:: Request ::
Find how many lines of the listing below include the word "JSON", then report the number by itself.

--- BEGIN Exercise materials ---

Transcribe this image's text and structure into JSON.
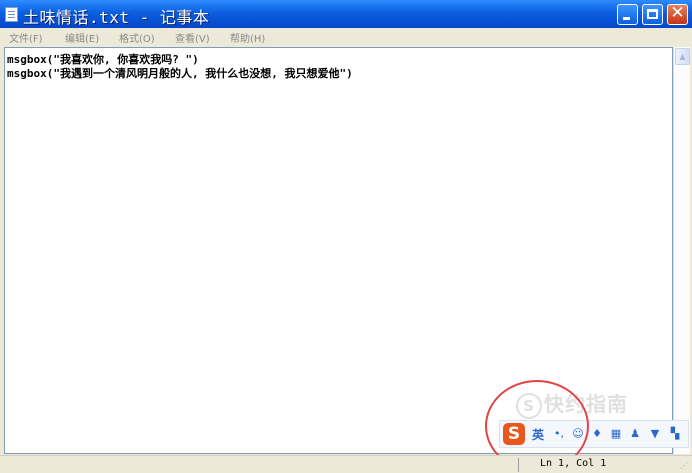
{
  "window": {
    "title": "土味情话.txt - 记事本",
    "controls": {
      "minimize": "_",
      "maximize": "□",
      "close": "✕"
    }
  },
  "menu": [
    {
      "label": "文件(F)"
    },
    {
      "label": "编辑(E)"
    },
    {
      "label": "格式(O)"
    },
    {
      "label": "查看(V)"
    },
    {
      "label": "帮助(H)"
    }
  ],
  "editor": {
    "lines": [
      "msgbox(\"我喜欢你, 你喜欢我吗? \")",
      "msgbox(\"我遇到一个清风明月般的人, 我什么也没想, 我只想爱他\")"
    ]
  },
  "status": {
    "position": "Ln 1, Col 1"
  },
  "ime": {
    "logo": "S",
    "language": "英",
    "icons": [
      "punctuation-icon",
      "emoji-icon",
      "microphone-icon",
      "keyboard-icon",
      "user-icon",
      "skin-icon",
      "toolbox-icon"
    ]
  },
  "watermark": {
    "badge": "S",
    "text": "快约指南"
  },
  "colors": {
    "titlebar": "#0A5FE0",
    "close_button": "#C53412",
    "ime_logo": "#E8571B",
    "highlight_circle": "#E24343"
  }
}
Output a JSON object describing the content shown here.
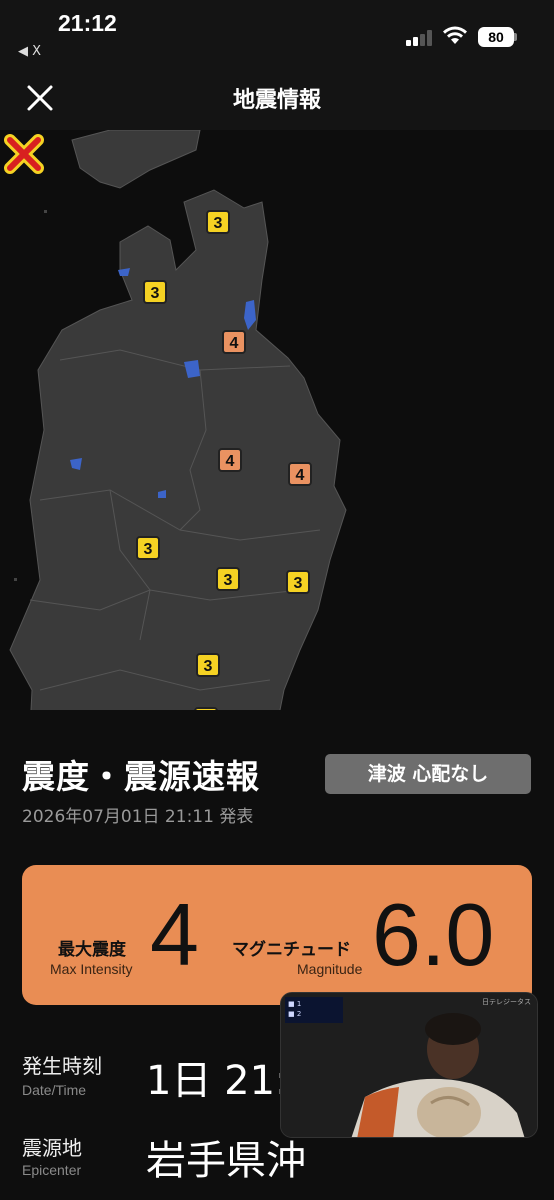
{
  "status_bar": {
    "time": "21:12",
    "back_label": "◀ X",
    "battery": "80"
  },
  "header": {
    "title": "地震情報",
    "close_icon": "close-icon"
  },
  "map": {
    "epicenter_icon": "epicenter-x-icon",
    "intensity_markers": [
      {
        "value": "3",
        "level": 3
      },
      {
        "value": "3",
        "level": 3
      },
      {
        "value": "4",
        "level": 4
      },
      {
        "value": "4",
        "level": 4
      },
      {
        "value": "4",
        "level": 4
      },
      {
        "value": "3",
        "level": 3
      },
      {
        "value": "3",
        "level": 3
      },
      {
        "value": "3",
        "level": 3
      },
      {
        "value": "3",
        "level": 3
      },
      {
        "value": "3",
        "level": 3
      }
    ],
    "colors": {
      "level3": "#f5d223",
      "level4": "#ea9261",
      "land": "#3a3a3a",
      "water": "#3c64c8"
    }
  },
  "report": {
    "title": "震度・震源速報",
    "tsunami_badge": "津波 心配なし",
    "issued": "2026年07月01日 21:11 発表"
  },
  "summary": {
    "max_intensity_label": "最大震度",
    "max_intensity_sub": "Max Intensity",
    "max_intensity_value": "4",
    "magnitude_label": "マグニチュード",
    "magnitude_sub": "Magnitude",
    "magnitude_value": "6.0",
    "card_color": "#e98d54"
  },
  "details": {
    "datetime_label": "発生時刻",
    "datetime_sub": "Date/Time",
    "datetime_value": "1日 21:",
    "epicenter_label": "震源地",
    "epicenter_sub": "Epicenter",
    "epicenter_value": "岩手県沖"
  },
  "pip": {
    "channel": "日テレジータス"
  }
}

--- END Exercise materials ---

:: Solution for this problem ::
2